**What to produce**. Look through the material below. Copy every line with the string "Solution" in it.

>> START

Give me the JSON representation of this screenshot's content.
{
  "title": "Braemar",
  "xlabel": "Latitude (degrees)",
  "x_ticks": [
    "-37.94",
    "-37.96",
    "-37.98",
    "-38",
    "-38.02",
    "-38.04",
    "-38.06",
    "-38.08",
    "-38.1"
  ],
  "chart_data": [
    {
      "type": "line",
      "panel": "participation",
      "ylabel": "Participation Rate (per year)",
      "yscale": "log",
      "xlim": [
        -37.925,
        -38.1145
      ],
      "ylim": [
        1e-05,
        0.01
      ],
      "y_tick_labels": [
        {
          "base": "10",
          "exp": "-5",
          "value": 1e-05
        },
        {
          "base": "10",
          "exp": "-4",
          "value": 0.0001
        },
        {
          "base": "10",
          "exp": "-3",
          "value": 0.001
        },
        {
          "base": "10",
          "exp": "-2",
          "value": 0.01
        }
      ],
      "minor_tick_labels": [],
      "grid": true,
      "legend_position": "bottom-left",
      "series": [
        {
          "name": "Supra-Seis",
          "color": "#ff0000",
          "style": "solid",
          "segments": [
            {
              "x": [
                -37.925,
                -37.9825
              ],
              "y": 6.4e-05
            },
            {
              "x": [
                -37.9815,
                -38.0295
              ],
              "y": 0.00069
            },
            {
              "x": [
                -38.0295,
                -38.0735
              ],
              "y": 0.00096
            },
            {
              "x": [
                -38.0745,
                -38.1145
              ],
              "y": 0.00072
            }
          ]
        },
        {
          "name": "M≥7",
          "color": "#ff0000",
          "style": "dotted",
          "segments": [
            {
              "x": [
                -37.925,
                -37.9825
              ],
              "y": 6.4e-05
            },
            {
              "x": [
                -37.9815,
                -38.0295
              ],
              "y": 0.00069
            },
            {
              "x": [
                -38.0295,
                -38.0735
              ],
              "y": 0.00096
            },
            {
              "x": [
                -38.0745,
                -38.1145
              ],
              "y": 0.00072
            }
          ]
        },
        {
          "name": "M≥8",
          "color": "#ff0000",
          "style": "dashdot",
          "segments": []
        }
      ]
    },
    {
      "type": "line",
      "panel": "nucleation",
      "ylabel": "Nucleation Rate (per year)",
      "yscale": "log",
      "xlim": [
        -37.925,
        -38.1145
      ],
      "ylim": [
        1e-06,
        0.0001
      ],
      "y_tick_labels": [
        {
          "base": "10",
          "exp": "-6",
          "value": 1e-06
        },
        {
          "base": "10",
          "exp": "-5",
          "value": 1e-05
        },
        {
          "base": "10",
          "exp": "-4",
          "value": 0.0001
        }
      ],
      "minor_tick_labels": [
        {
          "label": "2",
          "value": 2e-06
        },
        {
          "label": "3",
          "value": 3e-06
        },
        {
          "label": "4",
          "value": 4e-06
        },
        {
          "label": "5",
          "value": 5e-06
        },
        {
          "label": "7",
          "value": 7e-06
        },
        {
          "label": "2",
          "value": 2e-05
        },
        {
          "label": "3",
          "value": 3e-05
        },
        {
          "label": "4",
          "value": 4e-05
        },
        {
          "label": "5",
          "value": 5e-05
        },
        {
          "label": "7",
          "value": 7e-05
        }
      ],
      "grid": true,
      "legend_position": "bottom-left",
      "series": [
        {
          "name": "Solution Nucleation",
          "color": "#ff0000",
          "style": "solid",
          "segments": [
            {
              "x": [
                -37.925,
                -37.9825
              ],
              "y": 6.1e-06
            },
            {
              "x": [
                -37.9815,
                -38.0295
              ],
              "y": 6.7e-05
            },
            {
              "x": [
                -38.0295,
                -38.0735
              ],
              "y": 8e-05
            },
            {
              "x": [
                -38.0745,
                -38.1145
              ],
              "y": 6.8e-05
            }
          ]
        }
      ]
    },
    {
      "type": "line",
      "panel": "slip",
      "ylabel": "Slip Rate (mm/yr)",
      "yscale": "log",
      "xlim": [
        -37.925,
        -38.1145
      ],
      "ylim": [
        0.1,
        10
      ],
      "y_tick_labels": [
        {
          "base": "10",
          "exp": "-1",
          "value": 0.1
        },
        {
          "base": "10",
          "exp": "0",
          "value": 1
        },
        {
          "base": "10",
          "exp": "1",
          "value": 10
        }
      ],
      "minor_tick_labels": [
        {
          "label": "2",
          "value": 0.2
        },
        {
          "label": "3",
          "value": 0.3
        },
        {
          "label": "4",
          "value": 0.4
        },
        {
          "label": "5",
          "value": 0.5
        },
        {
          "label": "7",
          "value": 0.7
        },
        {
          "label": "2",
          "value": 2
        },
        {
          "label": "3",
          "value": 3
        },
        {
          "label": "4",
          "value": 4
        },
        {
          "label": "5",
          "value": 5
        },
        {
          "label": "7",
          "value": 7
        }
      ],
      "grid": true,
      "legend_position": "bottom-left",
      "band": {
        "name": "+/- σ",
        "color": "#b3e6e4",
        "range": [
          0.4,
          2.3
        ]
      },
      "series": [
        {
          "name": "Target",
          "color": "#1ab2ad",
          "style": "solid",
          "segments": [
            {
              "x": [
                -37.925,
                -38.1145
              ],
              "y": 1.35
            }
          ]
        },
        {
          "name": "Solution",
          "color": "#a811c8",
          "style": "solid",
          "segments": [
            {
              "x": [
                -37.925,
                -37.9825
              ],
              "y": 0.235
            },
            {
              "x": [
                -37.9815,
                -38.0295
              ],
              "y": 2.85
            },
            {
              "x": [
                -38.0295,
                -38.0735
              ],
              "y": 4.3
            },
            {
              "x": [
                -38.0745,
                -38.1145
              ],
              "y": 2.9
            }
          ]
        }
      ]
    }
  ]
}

>> END

**Answer in full**.
          "name": "Solution Nucleation",
          "name": "Solution",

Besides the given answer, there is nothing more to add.